What is asked —
Scan the data. Collect each line that contains the word "podľa".

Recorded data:
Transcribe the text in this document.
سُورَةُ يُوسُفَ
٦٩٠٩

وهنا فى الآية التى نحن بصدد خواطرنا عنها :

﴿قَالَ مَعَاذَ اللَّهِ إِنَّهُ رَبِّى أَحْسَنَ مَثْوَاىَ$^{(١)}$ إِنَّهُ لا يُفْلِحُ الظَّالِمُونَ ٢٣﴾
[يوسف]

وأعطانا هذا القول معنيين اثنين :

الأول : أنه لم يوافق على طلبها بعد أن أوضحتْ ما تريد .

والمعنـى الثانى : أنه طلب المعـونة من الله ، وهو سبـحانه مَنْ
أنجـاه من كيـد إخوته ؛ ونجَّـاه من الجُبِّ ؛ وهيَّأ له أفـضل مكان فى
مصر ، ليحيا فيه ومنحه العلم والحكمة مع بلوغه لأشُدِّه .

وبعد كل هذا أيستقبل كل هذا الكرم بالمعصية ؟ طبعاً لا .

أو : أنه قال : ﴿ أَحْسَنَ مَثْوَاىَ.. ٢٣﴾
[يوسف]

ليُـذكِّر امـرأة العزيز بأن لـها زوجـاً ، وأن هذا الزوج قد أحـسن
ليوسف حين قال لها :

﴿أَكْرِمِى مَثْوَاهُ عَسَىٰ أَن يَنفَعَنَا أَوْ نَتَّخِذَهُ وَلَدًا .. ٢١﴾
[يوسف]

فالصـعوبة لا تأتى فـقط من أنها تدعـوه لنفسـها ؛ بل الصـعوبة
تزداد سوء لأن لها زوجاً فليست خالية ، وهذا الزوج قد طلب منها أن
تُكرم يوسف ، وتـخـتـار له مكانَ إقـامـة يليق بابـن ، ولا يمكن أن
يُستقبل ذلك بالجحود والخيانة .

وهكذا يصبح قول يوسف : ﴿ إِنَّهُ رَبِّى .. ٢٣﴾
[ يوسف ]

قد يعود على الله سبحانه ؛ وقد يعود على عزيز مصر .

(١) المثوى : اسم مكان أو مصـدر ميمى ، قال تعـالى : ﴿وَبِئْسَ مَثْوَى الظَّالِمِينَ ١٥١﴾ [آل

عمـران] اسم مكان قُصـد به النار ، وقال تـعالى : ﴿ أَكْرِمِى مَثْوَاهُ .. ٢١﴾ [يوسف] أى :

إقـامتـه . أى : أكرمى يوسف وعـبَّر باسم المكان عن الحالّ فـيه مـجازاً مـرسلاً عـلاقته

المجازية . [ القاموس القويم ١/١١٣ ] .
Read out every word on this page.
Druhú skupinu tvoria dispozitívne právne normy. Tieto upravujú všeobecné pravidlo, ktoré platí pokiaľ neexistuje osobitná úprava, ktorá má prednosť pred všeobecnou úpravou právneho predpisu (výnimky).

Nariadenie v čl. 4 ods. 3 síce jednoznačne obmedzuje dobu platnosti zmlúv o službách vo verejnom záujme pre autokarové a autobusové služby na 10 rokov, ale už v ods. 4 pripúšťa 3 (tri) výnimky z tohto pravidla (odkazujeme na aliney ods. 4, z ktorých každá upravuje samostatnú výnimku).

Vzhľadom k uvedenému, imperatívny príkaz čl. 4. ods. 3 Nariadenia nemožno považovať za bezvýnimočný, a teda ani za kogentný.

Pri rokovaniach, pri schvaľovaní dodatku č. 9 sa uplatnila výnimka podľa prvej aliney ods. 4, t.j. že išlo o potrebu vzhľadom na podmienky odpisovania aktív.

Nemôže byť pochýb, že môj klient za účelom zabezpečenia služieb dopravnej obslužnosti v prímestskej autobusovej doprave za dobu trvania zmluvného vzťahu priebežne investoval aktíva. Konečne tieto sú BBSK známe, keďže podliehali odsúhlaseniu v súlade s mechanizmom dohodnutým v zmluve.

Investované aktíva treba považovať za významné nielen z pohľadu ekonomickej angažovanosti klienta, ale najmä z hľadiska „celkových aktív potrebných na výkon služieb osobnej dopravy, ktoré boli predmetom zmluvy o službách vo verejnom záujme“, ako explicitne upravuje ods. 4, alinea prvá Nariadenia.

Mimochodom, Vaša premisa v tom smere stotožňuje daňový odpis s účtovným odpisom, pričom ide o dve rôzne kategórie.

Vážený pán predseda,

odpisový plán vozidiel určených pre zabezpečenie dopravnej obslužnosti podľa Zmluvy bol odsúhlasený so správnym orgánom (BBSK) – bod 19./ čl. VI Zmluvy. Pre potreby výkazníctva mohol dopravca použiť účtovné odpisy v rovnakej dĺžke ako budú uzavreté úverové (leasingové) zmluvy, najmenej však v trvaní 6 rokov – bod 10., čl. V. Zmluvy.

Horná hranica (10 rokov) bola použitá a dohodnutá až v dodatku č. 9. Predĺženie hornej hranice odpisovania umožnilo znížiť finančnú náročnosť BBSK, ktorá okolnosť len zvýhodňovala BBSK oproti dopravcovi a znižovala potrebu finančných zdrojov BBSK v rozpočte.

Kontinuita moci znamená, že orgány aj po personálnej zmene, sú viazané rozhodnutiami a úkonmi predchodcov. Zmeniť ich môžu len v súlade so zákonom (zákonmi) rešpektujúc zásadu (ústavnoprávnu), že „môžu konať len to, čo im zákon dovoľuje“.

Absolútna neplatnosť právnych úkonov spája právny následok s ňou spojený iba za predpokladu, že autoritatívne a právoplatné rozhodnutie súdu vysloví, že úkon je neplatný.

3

Solution for this exercise —
Pri rokovaniach, pri schvaľovaní dodatku č. 9 sa uplatnila výnimka podľa prvej aliney ods. 4, t.j. že išlo o potrebu vzhľadom na podmienky odpisovania aktív.
odpisový plán vozidiel určených pre zabezpečenie dopravnej obslužnosti podľa Zmluvy bol odsúhlasený so správnym orgánom (BBSK) – bod 19./ čl. VI Zmluvy. Pre potreby výkazníctva mohol dopravca použiť účtovné odpisy v rovnakej dĺžke ako budú uzavreté úverové (leasingové) zmluvy, najmenej však v trvaní 6 rokov – bod 10., čl. V. Zmluvy.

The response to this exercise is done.